- [The exercise] From the entries below, extract every line that includes the word "data".

Records that describe figures
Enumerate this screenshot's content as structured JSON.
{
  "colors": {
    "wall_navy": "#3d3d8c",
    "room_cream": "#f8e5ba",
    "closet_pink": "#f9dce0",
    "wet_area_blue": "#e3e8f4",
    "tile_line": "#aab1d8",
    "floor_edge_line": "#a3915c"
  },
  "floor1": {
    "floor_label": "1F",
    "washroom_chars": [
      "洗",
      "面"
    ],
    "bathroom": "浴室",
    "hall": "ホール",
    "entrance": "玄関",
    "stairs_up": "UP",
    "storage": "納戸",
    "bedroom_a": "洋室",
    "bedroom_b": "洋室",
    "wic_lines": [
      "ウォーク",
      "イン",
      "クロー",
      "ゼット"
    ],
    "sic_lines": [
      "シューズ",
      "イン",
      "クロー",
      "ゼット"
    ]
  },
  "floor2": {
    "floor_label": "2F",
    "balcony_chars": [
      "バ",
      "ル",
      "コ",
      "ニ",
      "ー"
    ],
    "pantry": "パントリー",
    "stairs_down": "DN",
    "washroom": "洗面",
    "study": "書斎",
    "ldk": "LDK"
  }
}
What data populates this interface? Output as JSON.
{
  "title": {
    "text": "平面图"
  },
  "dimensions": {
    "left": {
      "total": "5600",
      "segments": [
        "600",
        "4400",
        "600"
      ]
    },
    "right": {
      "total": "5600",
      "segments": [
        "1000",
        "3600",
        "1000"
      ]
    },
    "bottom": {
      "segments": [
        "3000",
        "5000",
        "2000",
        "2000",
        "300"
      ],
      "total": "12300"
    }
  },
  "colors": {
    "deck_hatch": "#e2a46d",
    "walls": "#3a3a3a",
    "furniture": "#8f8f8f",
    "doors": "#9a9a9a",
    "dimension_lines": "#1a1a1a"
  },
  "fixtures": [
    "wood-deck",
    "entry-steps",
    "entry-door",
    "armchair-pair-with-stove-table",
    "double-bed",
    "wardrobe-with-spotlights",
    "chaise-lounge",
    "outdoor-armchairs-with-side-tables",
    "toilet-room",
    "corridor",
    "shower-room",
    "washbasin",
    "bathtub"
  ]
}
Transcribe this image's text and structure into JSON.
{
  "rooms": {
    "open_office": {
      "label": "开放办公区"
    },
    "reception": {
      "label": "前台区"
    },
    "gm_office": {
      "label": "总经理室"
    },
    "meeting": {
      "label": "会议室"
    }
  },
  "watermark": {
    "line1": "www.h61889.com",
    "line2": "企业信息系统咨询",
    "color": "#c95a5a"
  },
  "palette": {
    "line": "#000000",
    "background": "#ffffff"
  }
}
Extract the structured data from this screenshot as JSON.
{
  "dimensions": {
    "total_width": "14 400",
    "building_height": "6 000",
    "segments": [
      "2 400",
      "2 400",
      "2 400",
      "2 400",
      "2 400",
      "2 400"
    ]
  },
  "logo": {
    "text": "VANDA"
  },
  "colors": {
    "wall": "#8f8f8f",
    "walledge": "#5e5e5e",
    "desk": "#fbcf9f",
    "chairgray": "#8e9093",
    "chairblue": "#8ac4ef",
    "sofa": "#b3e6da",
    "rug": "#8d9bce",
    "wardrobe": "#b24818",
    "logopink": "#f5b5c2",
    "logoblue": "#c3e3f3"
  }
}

- [Expected answer]
What data populates this interface? Output as JSON.
Extract the structured data from this screenshot as JSON.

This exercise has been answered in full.